Read the material below and tally how many lines hold the word "this", giving the number and nothing else.

* BEGIN *

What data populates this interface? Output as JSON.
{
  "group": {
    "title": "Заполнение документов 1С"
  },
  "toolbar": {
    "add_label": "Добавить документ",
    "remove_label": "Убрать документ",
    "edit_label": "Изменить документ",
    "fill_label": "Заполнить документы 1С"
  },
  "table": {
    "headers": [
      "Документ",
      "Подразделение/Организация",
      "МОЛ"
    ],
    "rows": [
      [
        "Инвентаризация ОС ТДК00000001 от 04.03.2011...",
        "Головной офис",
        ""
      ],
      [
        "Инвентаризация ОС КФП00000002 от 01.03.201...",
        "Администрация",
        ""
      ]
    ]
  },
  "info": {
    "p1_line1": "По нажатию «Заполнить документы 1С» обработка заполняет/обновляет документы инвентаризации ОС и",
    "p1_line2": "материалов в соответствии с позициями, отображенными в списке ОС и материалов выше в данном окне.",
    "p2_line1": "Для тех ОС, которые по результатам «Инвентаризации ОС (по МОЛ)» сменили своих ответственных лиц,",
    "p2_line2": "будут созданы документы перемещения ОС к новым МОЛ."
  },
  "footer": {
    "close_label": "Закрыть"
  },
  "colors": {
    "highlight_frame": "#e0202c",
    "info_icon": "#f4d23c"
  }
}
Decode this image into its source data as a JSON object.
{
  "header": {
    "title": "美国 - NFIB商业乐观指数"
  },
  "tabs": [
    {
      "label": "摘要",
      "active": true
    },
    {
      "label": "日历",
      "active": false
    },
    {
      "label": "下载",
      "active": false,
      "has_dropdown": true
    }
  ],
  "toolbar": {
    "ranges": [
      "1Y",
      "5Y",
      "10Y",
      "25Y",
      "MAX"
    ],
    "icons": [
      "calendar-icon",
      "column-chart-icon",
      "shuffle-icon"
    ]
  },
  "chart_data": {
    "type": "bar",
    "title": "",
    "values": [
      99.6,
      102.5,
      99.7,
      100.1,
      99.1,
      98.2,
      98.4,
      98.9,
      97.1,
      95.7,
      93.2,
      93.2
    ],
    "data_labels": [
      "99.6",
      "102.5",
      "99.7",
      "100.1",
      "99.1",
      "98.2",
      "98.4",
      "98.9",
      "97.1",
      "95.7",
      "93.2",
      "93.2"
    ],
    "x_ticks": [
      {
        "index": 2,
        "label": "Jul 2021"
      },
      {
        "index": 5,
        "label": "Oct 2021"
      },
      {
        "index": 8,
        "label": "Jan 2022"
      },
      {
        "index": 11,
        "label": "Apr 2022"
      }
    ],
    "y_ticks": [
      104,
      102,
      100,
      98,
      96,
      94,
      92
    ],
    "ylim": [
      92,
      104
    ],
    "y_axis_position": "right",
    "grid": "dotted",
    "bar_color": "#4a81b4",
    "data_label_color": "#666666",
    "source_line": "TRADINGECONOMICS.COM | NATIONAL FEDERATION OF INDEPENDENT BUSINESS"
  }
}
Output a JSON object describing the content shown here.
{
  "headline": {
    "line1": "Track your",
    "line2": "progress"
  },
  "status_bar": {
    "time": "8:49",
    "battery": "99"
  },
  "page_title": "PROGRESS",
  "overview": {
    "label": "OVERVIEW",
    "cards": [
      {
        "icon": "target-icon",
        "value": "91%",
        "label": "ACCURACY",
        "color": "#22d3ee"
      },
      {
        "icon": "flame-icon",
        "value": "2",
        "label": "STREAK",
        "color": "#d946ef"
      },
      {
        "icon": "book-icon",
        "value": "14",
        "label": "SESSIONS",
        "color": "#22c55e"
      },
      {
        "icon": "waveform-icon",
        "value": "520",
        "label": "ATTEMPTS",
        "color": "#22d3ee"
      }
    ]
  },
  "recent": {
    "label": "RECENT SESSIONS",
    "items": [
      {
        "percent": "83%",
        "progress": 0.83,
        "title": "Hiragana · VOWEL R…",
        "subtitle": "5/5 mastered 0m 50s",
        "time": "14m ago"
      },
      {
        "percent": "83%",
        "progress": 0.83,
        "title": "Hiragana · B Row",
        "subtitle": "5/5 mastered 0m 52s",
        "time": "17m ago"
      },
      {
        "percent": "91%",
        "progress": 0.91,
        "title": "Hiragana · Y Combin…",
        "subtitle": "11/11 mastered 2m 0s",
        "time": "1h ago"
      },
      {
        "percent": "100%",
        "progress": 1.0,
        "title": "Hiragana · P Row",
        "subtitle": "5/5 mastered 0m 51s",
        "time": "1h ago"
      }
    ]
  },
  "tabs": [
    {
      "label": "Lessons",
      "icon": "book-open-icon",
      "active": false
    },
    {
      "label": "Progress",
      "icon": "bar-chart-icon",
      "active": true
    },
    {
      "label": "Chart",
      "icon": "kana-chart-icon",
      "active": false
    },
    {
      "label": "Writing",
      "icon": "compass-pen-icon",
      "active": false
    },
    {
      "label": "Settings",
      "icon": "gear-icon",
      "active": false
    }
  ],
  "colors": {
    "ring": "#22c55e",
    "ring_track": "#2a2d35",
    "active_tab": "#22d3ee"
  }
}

* END *

OUTPUT OF THE EXERCISE: 2